— start of DATASET ENTRIES —
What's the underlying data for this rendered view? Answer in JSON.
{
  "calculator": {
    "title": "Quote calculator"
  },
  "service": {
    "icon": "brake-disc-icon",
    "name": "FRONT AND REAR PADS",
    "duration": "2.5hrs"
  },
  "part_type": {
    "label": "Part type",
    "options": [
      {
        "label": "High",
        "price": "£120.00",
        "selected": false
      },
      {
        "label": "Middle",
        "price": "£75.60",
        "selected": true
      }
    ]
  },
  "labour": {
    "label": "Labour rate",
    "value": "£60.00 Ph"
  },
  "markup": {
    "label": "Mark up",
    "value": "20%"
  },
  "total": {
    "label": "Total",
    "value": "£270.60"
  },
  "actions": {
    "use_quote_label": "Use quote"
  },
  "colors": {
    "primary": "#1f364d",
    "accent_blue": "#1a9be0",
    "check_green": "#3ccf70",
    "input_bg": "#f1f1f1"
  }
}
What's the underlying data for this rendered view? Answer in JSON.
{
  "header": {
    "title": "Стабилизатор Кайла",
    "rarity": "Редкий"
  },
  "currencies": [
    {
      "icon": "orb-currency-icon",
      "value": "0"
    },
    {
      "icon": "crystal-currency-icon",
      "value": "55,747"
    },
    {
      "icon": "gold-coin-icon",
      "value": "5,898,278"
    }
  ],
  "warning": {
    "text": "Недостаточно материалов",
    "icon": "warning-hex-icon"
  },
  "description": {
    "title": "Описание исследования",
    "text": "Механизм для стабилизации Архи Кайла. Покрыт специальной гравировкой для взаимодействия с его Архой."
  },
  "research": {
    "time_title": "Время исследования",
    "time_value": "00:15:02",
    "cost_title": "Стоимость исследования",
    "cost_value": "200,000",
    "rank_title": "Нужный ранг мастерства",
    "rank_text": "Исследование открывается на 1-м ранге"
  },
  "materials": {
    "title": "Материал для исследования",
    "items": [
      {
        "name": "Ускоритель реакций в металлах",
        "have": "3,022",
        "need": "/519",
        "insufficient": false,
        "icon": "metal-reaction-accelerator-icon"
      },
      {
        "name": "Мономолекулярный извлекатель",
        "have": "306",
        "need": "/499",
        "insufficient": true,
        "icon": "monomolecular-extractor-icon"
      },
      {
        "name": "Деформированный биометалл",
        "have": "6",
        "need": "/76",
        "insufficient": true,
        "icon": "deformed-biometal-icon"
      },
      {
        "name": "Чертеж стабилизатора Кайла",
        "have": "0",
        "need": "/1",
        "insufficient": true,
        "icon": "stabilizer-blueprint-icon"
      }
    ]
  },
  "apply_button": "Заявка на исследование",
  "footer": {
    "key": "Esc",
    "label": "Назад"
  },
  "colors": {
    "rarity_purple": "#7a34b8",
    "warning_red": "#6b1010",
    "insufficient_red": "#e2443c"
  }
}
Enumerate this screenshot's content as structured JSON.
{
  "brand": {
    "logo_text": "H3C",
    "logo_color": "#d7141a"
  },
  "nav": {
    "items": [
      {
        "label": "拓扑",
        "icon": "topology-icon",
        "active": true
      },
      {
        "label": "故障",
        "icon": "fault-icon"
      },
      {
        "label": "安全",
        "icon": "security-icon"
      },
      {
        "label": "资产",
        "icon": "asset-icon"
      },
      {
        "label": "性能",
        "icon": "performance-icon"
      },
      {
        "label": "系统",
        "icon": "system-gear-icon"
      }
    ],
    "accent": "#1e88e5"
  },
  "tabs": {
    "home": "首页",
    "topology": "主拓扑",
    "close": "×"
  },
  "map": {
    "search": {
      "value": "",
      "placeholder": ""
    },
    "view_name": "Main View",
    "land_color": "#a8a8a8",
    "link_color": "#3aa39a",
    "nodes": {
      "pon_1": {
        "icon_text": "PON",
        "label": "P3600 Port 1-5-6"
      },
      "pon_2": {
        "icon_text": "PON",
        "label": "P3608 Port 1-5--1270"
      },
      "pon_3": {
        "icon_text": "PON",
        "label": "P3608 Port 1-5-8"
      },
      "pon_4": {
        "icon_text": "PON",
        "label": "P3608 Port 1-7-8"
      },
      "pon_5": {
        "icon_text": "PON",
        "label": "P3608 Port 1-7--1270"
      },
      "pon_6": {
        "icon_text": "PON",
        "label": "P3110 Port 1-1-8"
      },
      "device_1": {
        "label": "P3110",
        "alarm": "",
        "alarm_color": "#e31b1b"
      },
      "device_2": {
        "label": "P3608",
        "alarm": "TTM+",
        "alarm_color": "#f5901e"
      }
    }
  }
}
— end of DATASET ENTRIES —
Every record should be repeated exactly; please leave none out.

What's the underlying data for this rendered view? Answer in JSON.
{
  "calculator": {
    "title": "Quote calculator"
  },
  "service": {
    "icon": "brake-disc-icon",
    "name": "FRONT AND REAR PADS",
    "duration": "2.5hrs"
  },
  "part_type": {
    "label": "Part type",
    "options": [
      {
        "label": "High",
        "price": "£120.00",
        "selected": false
      },
      {
        "label": "Middle",
        "price": "£75.60",
        "selected": true
      }
    ]
  },
  "labour": {
    "label": "Labour rate",
    "value": "£60.00 Ph"
  },
  "markup": {
    "label": "Mark up",
    "value": "20%"
  },
  "total": {
    "label": "Total",
    "value": "£270.60"
  },
  "actions": {
    "use_quote_label": "Use quote"
  },
  "colors": {
    "primary": "#1f364d",
    "accent_blue": "#1a9be0",
    "check_green": "#3ccf70",
    "input_bg": "#f1f1f1"
  }
}
What's the underlying data for this rendered view? Answer in JSON.
{
  "header": {
    "title": "Стабилизатор Кайла",
    "rarity": "Редкий"
  },
  "currencies": [
    {
      "icon": "orb-currency-icon",
      "value": "0"
    },
    {
      "icon": "crystal-currency-icon",
      "value": "55,747"
    },
    {
      "icon": "gold-coin-icon",
      "value": "5,898,278"
    }
  ],
  "warning": {
    "text": "Недостаточно материалов",
    "icon": "warning-hex-icon"
  },
  "description": {
    "title": "Описание исследования",
    "text": "Механизм для стабилизации Архи Кайла. Покрыт специальной гравировкой для взаимодействия с его Архой."
  },
  "research": {
    "time_title": "Время исследования",
    "time_value": "00:15:02",
    "cost_title": "Стоимость исследования",
    "cost_value": "200,000",
    "rank_title": "Нужный ранг мастерства",
    "rank_text": "Исследование открывается на 1-м ранге"
  },
  "materials": {
    "title": "Материал для исследования",
    "items": [
      {
        "name": "Ускоритель реакций в металлах",
        "have": "3,022",
        "need": "/519",
        "insufficient": false,
        "icon": "metal-reaction-accelerator-icon"
      },
      {
        "name": "Мономолекулярный извлекатель",
        "have": "306",
        "need": "/499",
        "insufficient": true,
        "icon": "monomolecular-extractor-icon"
      },
      {
        "name": "Деформированный биометалл",
        "have": "6",
        "need": "/76",
        "insufficient": true,
        "icon": "deformed-biometal-icon"
      },
      {
        "name": "Чертеж стабилизатора Кайла",
        "have": "0",
        "need": "/1",
        "insufficient": true,
        "icon": "stabilizer-blueprint-icon"
      }
    ]
  },
  "apply_button": "Заявка на исследование",
  "footer": {
    "key": "Esc",
    "label": "Назад"
  },
  "colors": {
    "rarity_purple": "#7a34b8",
    "warning_red": "#6b1010",
    "insufficient_red": "#e2443c"
  }
}
Enumerate this screenshot's content as structured JSON.
{
  "brand": {
    "logo_text": "H3C",
    "logo_color": "#d7141a"
  },
  "nav": {
    "items": [
      {
        "label": "拓扑",
        "icon": "topology-icon",
        "active": true
      },
      {
        "label": "故障",
        "icon": "fault-icon"
      },
      {
        "label": "安全",
        "icon": "security-icon"
      },
      {
        "label": "资产",
        "icon": "asset-icon"
      },
      {
        "label": "性能",
        "icon": "performance-icon"
      },
      {
        "label": "系统",
        "icon": "system-gear-icon"
      }
    ],
    "accent": "#1e88e5"
  },
  "tabs": {
    "home": "首页",
    "topology": "主拓扑",
    "close": "×"
  },
  "map": {
    "search": {
      "value": "",
      "placeholder": ""
    },
    "view_name": "Main View",
    "land_color": "#a8a8a8",
    "link_color": "#3aa39a",
    "nodes": {
      "pon_1": {
        "icon_text": "PON",
        "label": "P3600 Port 1-5-6"
      },
      "pon_2": {
        "icon_text": "PON",
        "label": "P3608 Port 1-5--1270"
      },
      "pon_3": {
        "icon_text": "PON",
        "label": "P3608 Port 1-5-8"
      },
      "pon_4": {
        "icon_text": "PON",
        "label": "P3608 Port 1-7-8"
      },
      "pon_5": {
        "icon_text": "PON",
        "label": "P3608 Port 1-7--1270"
      },
      "pon_6": {
        "icon_text": "PON",
        "label": "P3110 Port 1-1-8"
      },
      "device_1": {
        "label": "P3110",
        "alarm": "",
        "alarm_color": "#e31b1b"
      },
      "device_2": {
        "label": "P3608",
        "alarm": "TTM+",
        "alarm_color": "#f5901e"
      }
    }
  }
}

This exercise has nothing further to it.